§ **Instructions to follow**
Lines containing the string "workplace" are to be counted; report the number and nothing more.

§ **Data shown**
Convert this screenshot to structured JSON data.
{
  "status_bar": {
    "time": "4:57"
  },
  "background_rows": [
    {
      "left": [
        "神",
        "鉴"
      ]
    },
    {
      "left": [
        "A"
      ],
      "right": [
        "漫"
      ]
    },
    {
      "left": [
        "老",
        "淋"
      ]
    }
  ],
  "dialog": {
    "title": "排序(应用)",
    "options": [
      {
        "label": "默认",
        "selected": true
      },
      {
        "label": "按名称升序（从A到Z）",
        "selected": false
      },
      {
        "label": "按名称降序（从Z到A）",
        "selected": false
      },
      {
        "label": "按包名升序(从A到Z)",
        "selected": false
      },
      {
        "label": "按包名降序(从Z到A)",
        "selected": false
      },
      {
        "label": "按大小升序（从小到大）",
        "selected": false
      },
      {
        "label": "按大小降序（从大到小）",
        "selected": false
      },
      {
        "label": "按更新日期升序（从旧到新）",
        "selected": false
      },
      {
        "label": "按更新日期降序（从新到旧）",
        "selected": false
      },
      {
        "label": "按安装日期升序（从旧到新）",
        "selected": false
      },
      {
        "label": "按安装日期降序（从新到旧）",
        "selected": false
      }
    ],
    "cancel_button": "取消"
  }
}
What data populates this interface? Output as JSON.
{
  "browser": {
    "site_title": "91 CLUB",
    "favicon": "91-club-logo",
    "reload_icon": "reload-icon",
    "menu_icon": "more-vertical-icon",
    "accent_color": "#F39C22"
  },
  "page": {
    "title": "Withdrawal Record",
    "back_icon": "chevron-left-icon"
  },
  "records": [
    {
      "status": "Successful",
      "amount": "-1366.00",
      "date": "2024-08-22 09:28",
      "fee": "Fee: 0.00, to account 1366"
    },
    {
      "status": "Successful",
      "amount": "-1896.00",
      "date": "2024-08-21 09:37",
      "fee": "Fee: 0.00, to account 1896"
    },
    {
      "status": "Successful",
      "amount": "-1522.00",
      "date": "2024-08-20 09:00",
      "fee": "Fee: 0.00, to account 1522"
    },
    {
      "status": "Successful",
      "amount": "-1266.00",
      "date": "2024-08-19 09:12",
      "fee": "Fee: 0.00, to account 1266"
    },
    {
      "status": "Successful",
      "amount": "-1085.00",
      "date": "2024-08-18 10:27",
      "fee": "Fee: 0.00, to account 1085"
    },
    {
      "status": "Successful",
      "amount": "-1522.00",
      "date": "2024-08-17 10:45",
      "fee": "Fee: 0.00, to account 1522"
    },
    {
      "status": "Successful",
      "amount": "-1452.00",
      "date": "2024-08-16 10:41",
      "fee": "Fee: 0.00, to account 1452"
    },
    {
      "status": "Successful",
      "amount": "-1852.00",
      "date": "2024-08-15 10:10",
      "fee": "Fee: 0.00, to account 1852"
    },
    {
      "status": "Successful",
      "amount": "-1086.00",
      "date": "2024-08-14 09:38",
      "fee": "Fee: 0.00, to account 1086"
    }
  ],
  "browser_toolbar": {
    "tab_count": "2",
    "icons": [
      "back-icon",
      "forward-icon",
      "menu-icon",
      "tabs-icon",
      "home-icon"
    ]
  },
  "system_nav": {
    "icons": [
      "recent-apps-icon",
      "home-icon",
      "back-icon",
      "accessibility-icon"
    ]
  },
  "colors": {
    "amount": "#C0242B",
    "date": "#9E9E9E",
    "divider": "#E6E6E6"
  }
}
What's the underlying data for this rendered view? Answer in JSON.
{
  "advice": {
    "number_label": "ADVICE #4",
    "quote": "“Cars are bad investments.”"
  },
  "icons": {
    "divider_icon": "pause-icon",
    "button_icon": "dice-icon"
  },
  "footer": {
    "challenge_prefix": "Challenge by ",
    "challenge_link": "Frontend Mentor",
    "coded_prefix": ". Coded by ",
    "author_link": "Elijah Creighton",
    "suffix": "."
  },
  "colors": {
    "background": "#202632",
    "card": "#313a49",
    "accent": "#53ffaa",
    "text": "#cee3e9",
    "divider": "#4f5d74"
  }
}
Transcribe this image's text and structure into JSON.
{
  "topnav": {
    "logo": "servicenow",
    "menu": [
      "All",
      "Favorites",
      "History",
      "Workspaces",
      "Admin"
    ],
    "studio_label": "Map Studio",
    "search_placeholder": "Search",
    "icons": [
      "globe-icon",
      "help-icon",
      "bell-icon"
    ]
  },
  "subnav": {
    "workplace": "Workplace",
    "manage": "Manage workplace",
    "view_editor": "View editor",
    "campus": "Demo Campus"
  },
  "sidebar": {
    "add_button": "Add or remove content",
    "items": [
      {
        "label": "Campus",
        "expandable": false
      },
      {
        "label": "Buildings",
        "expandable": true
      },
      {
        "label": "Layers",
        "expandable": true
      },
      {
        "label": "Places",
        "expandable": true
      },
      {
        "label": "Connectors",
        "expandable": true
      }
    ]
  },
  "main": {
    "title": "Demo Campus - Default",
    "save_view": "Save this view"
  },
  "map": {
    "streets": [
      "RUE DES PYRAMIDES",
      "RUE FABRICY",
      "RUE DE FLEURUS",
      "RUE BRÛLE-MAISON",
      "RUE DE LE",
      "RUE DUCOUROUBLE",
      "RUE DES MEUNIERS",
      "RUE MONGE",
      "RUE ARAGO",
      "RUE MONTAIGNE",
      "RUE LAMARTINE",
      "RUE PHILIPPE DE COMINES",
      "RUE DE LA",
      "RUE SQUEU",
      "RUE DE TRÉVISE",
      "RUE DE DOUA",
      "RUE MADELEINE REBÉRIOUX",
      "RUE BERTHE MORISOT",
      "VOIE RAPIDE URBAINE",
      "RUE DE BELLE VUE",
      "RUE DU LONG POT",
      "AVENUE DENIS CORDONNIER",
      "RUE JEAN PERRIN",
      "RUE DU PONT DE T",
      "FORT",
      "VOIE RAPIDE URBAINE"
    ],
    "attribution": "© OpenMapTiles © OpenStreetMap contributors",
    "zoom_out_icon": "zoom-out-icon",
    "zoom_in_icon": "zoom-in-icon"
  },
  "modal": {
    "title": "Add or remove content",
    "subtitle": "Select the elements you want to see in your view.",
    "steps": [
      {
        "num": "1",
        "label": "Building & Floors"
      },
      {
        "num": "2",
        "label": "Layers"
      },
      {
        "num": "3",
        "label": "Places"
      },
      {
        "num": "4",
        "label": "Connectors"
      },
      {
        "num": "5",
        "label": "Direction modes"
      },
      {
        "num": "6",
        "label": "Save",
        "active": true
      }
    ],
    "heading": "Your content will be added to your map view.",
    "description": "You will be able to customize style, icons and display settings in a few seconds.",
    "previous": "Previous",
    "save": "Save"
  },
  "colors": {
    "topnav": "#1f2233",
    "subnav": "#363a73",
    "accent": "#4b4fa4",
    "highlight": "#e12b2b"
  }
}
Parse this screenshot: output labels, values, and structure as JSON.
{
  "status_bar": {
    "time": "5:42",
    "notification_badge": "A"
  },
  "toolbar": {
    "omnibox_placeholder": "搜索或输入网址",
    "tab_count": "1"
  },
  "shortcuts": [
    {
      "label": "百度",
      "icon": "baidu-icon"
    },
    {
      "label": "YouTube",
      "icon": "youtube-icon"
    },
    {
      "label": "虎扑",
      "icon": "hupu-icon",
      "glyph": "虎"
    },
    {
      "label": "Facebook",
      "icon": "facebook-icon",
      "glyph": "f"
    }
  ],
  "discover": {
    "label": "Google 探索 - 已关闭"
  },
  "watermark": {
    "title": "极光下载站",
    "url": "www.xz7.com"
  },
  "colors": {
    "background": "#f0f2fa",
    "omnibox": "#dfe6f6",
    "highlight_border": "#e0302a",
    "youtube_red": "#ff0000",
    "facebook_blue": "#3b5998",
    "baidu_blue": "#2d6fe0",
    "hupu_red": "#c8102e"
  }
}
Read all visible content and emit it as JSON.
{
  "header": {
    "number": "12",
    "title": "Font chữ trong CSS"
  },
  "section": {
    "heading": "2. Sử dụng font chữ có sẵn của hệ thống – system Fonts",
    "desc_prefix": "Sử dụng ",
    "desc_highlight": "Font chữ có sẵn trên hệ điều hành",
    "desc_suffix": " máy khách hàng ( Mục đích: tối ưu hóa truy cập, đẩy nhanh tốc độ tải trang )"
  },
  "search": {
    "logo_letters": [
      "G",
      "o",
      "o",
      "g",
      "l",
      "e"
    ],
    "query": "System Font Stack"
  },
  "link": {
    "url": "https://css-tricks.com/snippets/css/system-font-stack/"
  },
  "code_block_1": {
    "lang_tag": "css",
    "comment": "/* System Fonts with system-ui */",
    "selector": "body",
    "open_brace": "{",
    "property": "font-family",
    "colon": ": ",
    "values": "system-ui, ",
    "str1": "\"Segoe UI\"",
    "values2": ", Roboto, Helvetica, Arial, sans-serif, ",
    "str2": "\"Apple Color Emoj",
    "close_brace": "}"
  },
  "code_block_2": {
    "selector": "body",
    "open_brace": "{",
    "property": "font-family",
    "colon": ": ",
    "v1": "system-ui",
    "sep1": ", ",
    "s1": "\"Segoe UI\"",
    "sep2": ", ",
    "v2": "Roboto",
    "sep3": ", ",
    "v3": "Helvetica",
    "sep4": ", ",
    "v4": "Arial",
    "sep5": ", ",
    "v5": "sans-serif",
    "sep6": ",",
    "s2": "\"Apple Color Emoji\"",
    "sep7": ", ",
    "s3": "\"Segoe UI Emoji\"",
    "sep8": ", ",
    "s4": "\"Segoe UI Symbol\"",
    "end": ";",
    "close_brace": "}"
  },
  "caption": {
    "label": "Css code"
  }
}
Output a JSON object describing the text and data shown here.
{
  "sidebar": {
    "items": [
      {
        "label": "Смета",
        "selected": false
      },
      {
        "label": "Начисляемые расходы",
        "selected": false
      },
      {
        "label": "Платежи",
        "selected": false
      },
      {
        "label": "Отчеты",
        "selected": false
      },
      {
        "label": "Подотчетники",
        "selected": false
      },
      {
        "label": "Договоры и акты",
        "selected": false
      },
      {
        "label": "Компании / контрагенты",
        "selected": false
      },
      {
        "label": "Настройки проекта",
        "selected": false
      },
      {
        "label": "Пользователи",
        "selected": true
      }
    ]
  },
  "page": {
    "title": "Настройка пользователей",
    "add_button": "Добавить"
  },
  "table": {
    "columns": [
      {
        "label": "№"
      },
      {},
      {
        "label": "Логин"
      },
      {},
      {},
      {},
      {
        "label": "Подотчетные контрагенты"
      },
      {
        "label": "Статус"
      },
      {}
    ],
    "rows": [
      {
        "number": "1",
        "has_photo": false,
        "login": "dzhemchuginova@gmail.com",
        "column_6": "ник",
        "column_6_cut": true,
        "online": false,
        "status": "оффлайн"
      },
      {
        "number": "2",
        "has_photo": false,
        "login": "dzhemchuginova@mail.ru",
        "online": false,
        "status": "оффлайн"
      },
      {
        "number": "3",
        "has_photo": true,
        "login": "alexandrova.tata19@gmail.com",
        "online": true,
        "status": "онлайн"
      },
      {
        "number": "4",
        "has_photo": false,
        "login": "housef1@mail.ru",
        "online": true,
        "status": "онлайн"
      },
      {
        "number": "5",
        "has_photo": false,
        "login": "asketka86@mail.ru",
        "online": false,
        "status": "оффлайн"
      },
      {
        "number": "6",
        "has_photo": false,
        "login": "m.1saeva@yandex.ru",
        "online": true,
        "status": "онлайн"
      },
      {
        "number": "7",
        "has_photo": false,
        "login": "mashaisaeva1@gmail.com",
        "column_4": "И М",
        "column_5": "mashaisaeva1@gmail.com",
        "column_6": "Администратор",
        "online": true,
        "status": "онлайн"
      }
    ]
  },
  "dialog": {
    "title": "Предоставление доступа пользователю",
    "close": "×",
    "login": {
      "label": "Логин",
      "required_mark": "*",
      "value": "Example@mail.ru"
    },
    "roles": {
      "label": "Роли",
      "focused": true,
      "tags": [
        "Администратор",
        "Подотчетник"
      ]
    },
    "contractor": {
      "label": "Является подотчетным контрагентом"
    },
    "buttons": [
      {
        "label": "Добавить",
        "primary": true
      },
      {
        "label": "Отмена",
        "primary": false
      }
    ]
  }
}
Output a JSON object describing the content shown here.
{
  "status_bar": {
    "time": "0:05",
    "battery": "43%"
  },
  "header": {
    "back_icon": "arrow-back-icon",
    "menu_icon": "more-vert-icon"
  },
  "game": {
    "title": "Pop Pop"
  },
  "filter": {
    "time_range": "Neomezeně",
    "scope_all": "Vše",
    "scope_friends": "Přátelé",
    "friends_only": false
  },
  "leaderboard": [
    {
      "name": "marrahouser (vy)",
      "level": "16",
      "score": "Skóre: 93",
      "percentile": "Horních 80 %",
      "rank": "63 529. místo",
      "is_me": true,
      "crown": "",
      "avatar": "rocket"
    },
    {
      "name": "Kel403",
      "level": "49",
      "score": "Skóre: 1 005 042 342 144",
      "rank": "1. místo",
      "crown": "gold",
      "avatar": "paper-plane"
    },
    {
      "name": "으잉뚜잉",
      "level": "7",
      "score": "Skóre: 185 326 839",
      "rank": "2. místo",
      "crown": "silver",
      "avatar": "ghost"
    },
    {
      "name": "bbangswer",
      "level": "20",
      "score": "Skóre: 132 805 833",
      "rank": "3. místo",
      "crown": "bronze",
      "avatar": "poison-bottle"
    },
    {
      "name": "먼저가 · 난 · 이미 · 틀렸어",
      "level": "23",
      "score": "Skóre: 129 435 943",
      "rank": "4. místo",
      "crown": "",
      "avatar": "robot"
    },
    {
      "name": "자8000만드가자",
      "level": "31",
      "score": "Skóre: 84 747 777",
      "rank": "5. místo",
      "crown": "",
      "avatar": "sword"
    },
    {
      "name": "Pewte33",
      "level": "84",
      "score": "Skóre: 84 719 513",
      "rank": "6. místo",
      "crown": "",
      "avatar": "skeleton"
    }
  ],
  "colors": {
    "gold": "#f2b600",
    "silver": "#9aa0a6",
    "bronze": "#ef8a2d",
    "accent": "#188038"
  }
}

§ **Exercise result**
2